= Data for this exercise =
-- -- --
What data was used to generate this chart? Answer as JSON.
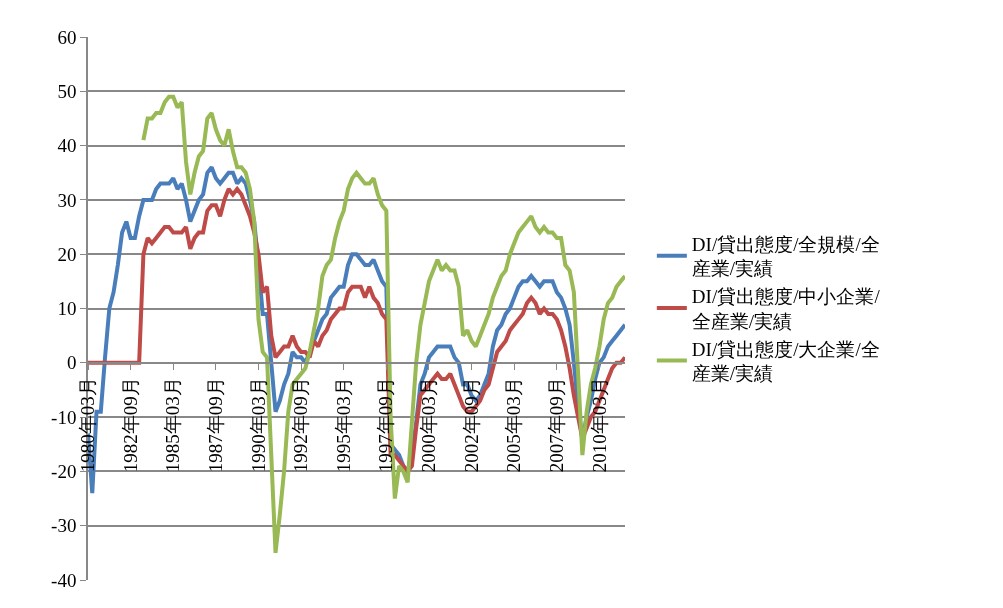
{
  "chart_data": {
    "type": "line",
    "categories": [
      "1980年03月",
      null,
      null,
      null,
      null,
      null,
      null,
      null,
      null,
      null,
      "1982年09月",
      null,
      null,
      null,
      null,
      null,
      null,
      null,
      null,
      null,
      "1985年03月",
      null,
      null,
      null,
      null,
      null,
      null,
      null,
      null,
      null,
      "1987年09月",
      null,
      null,
      null,
      null,
      null,
      null,
      null,
      null,
      null,
      "1990年03月",
      null,
      null,
      null,
      null,
      null,
      null,
      null,
      null,
      null,
      "1992年09月",
      null,
      null,
      null,
      null,
      null,
      null,
      null,
      null,
      null,
      "1995年03月",
      null,
      null,
      null,
      null,
      null,
      null,
      null,
      null,
      null,
      "1997年09月",
      null,
      null,
      null,
      null,
      null,
      null,
      null,
      null,
      null,
      "2000年03月",
      null,
      null,
      null,
      null,
      null,
      null,
      null,
      null,
      null,
      "2002年09月",
      null,
      null,
      null,
      null,
      null,
      null,
      null,
      null,
      null,
      "2005年03月",
      null,
      null,
      null,
      null,
      null,
      null,
      null,
      null,
      null,
      "2007年09月",
      null,
      null,
      null,
      null,
      null,
      null,
      null,
      null,
      null,
      "2010年03月",
      null,
      null,
      null,
      null,
      null,
      null
    ],
    "series": [
      {
        "name": "DI/貸出態度/全規模/全産業/実績",
        "color": "#4a7ebb",
        "values": [
          -13,
          -24,
          -9,
          -9,
          1,
          10,
          13,
          18,
          24,
          26,
          23,
          23,
          27,
          30,
          30,
          30,
          32,
          33,
          33,
          33,
          34,
          32,
          33,
          30,
          26,
          28,
          30,
          31,
          35,
          36,
          34,
          33,
          34,
          35,
          35,
          33,
          34,
          33,
          30,
          26,
          18,
          9,
          9,
          0,
          -9,
          -7,
          -4,
          -2,
          2,
          1,
          1,
          0,
          2,
          4,
          6,
          8,
          9,
          12,
          13,
          14,
          14,
          18,
          20,
          20,
          19,
          18,
          18,
          19,
          17,
          15,
          14,
          -15,
          -16,
          -17,
          -19,
          -20,
          -17,
          -11,
          -4,
          -2,
          1,
          2,
          3,
          3,
          3,
          3,
          1,
          0,
          -4,
          -4,
          -6,
          -7,
          -6,
          -4,
          -2,
          3,
          6,
          7,
          9,
          10,
          12,
          14,
          15,
          15,
          16,
          15,
          14,
          15,
          15,
          15,
          13,
          12,
          10,
          7,
          0,
          -8,
          -14,
          -10,
          -7,
          -3,
          0,
          1,
          3,
          4,
          5,
          6,
          7
        ]
      },
      {
        "name": "DI/貸出態度/中小企業/全産業/実績",
        "color": "#be4b48",
        "values": [
          0,
          0,
          0,
          0,
          0,
          0,
          0,
          0,
          0,
          0,
          0,
          0,
          0,
          20,
          23,
          22,
          23,
          24,
          25,
          25,
          24,
          24,
          24,
          25,
          21,
          23,
          24,
          24,
          28,
          29,
          29,
          27,
          30,
          32,
          31,
          32,
          31,
          29,
          27,
          24,
          20,
          13,
          14,
          5,
          1,
          2,
          3,
          3,
          5,
          3,
          2,
          2,
          1,
          4,
          3,
          5,
          6,
          8,
          9,
          10,
          10,
          13,
          14,
          14,
          14,
          12,
          14,
          12,
          11,
          9,
          8,
          -17,
          -17,
          -18,
          -19,
          -20,
          -19,
          -12,
          -6,
          -5,
          -4,
          -3,
          -2,
          -3,
          -3,
          -2,
          -4,
          -6,
          -8,
          -9,
          -9,
          -8,
          -7,
          -5,
          -4,
          -1,
          2,
          3,
          4,
          6,
          7,
          8,
          9,
          11,
          12,
          11,
          9,
          10,
          9,
          9,
          8,
          6,
          3,
          -1,
          -6,
          -10,
          -14,
          -12,
          -10,
          -9,
          -7,
          -5,
          -3,
          -1,
          0,
          0,
          1
        ]
      },
      {
        "name": "DI/貸出態度/大企業/全産業/実績",
        "color": "#98b954",
        "values": [
          null,
          null,
          null,
          null,
          null,
          null,
          null,
          null,
          null,
          null,
          null,
          null,
          null,
          41,
          45,
          45,
          46,
          46,
          48,
          49,
          49,
          47,
          48,
          37,
          31,
          35,
          38,
          39,
          45,
          46,
          43,
          41,
          40,
          43,
          39,
          36,
          36,
          35,
          32,
          26,
          8,
          2,
          1,
          -17,
          -35,
          -28,
          -20,
          -9,
          -4,
          -3,
          -2,
          -1,
          2,
          6,
          10,
          16,
          18,
          19,
          23,
          26,
          28,
          32,
          34,
          35,
          34,
          33,
          33,
          34,
          31,
          29,
          28,
          -10,
          -25,
          -19,
          -20,
          -22,
          -11,
          0,
          7,
          11,
          15,
          17,
          19,
          17,
          18,
          17,
          17,
          14,
          5,
          6,
          4,
          3,
          5,
          7,
          9,
          12,
          14,
          16,
          17,
          20,
          22,
          24,
          25,
          26,
          27,
          25,
          24,
          25,
          24,
          24,
          23,
          23,
          18,
          17,
          13,
          -2,
          -17,
          -9,
          -4,
          -1,
          3,
          8,
          11,
          12,
          14,
          15,
          16
        ]
      }
    ],
    "ylim": [
      -40,
      60
    ],
    "yticks": [
      -40,
      -30,
      -20,
      -10,
      0,
      10,
      20,
      30,
      40,
      50,
      60
    ],
    "grid": "y",
    "legend": "right",
    "marker": "none",
    "line_style": "solid"
  }
}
-- -- --
= The exercise =
Which lines hold the word "貸出態度"? Copy each of them from the records.

= Task response =
        "name": "DI/貸出態度/全規模/全産業/実績",
        "name": "DI/貸出態度/中小企業/全産業/実績",
        "name": "DI/貸出態度/大企業/全産業/実績",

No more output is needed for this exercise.